▶ [Exercise description]: Quote the entries in full, character for character, without their images.
((
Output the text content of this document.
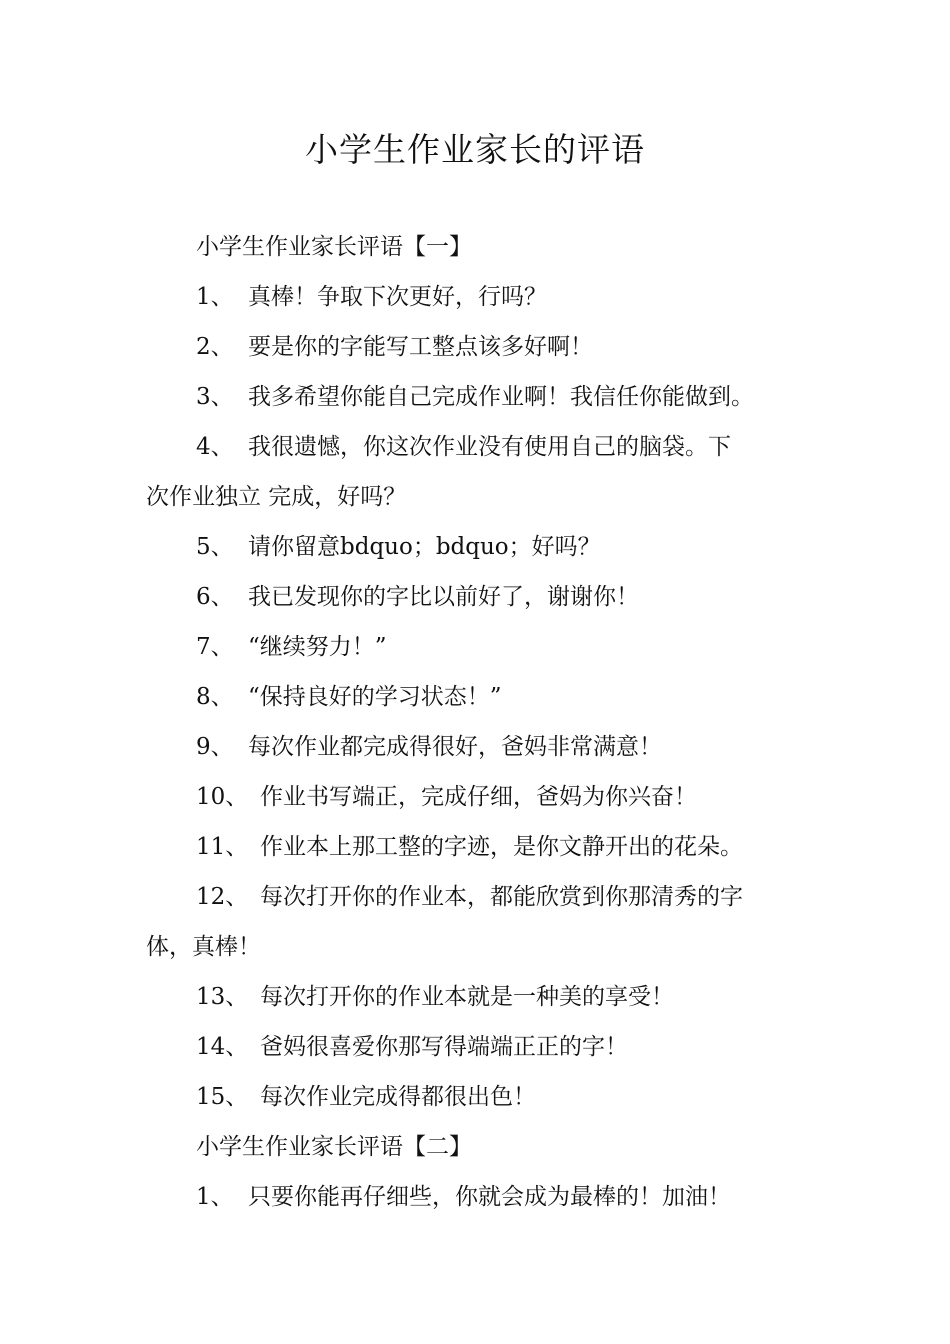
小学生作业家长的评语

小学生作业家长评语【一】

1、 真棒！争取下次更好，行吗？

2、 要是你的字能写工整点该多好啊！

3、 我多希望你能自己完成作业啊！我信任你能做到。

4、 我很遗憾，你这次作业没有使用自己的脑袋。下

次作业独立 完成，好吗？

5、 请你留意bdquo；bdquo；好吗？

6、 我已发现你的字比以前好了，谢谢你！

7、 “继续努力！”

8、 “保持良好的学习状态！”

9、 每次作业都完成得很好，爸妈非常满意！

10、 作业书写端正，完成仔细，爸妈为你兴奋！

11、 作业本上那工整的字迹，是你文静开出的花朵。

12、 每次打开你的作业本，都能欣赏到你那清秀的字

体，真棒！

13、 每次打开你的作业本就是一种美的享受！

14、 爸妈很喜爱你那写得端端正正的字！

15、 每次作业完成得都很出色！

小学生作业家长评语【二】

1、 只要你能再仔细些，你就会成为最棒的！加油！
))
▶ [Correct answer]:
Output the text content of this document.
小学生作业家长的评语

小学生作业家长评语【一】

1、 真棒！争取下次更好，行吗？

2、 要是你的字能写工整点该多好啊！

3、 我多希望你能自己完成作业啊！我信任你能做到。

4、 我很遗憾，你这次作业没有使用自己的脑袋。下

次作业独立 完成，好吗？

5、 请你留意bdquo；bdquo；好吗？

6、 我已发现你的字比以前好了，谢谢你！

7、 “继续努力！”

8、 “保持良好的学习状态！”

9、 每次作业都完成得很好，爸妈非常满意！

10、 作业书写端正，完成仔细，爸妈为你兴奋！

11、 作业本上那工整的字迹，是你文静开出的花朵。

12、 每次打开你的作业本，都能欣赏到你那清秀的字

体，真棒！

13、 每次打开你的作业本就是一种美的享受！

14、 爸妈很喜爱你那写得端端正正的字！

15、 每次作业完成得都很出色！

小学生作业家长评语【二】

1、 只要你能再仔细些，你就会成为最棒的！加油！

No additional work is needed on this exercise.